**Exercise details:** Search the material and gather each line with "Depth" in it.
* * *
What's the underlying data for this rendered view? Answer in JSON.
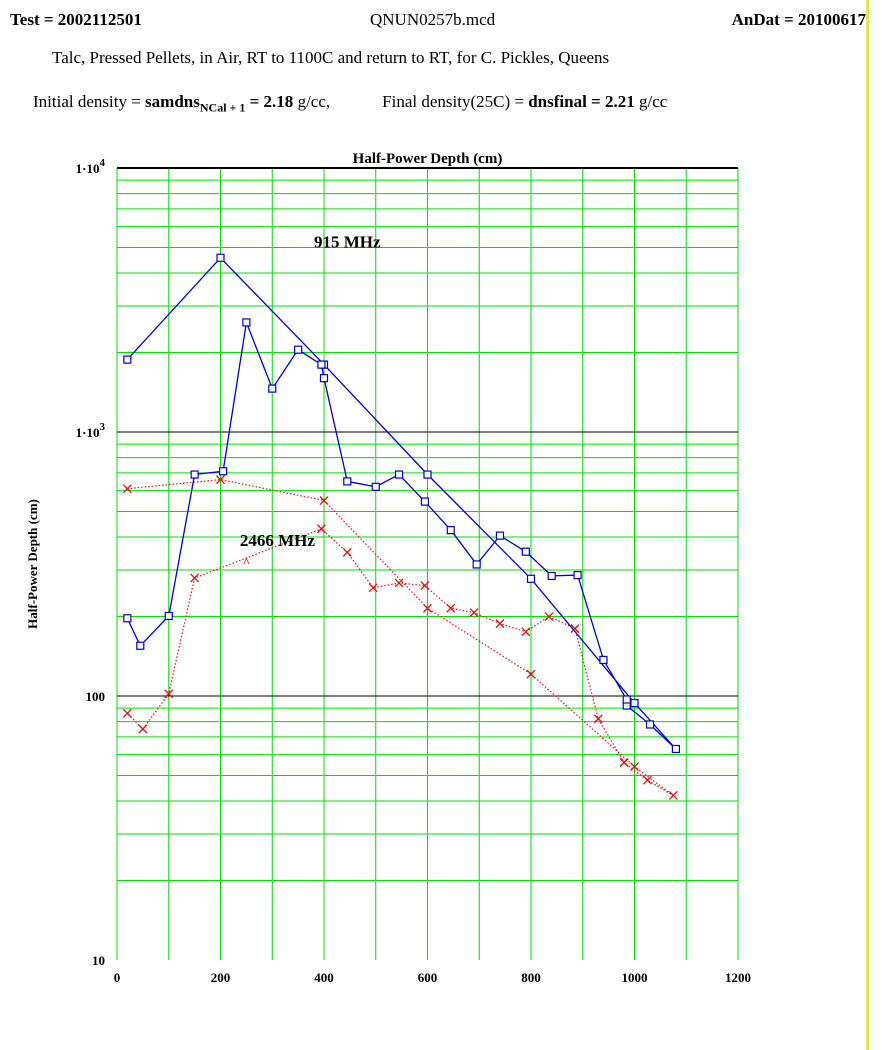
{
  "header": {
    "test": "Test = 2002112501",
    "file": "QNUN0257b.mcd",
    "andat": "AnDat = 20100617"
  },
  "subtitle": "Talc, Pressed Pellets, in Air, RT to 1100C and return to RT, for C. Pickles, Queens",
  "density": {
    "initial_label": "Initial density = ",
    "initial_var": "samdns",
    "initial_sub": "NCal + 1",
    "initial_eq": " = 2.18",
    "initial_unit": " g/cc,",
    "final_label": "Final density(25C) = ",
    "final_var": "dnsfinal = 2.21",
    "final_unit": " g/cc"
  },
  "colors": {
    "grid_minor": "#00dd00",
    "grid_major": "#000000",
    "series_915": "#0000cc",
    "series_2466": "#e01010",
    "side_bar": "#e6e64d"
  },
  "chart_data": {
    "type": "line",
    "title": "Half-Power Depth (cm)",
    "xlabel": "",
    "ylabel": "Half-Power Depth (cm)",
    "xlim": [
      0,
      1200
    ],
    "ylim": [
      10,
      10000
    ],
    "yscale": "log",
    "grid": true,
    "x_ticks": [
      "0",
      "200",
      "400",
      "600",
      "800",
      "1000",
      "1200"
    ],
    "x_tick_values": [
      0,
      200,
      400,
      600,
      800,
      1000,
      1200
    ],
    "y_ticks": [
      {
        "value": 10,
        "base": "10",
        "exp": ""
      },
      {
        "value": 100,
        "base": "100",
        "exp": ""
      },
      {
        "value": 1000,
        "base": "1·10",
        "exp": "3"
      },
      {
        "value": 10000,
        "base": "1·10",
        "exp": "4"
      }
    ],
    "annotations": [
      {
        "text": "915 MHz",
        "x": 445,
        "y": 5000
      },
      {
        "text": "2466 MHz",
        "x": 310,
        "y": 370
      },
      {
        "text": "^",
        "x": 250,
        "y": 310
      }
    ],
    "series": [
      {
        "name": "915 MHz",
        "marker": "square",
        "style": "solid",
        "x": [
          20,
          200,
          400,
          600,
          800,
          1000,
          1080,
          1030,
          985,
          985,
          940,
          890,
          840,
          790,
          740,
          695,
          645,
          595,
          545,
          500,
          445,
          400,
          395,
          350,
          300,
          250,
          205,
          150,
          100,
          45,
          20
        ],
        "y": [
          1880,
          4570,
          1800,
          690,
          278,
          94,
          63,
          78,
          92,
          97,
          137,
          287,
          285,
          352,
          405,
          315,
          425,
          545,
          690,
          620,
          650,
          1600,
          1800,
          2050,
          1460,
          2600,
          710,
          690,
          201,
          155,
          197
        ]
      },
      {
        "name": "2466 MHz",
        "marker": "x",
        "style": "dotted",
        "x": [
          20,
          200,
          400,
          600,
          800,
          1000,
          1075,
          1025,
          980,
          980,
          930,
          885,
          835,
          790,
          740,
          690,
          645,
          595,
          545,
          495,
          445,
          395,
          150,
          100,
          50,
          20
        ],
        "y": [
          610,
          660,
          550,
          215,
          121,
          54,
          42,
          48,
          56,
          56,
          82,
          180,
          200,
          175,
          188,
          207,
          215,
          262,
          268,
          257,
          350,
          430,
          280,
          102,
          75,
          86
        ]
      }
    ]
  }
}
* * *
**Task solution:**
    "title": "Half-Power Depth (cm)",
    "ylabel": "Half-Power Depth (cm)",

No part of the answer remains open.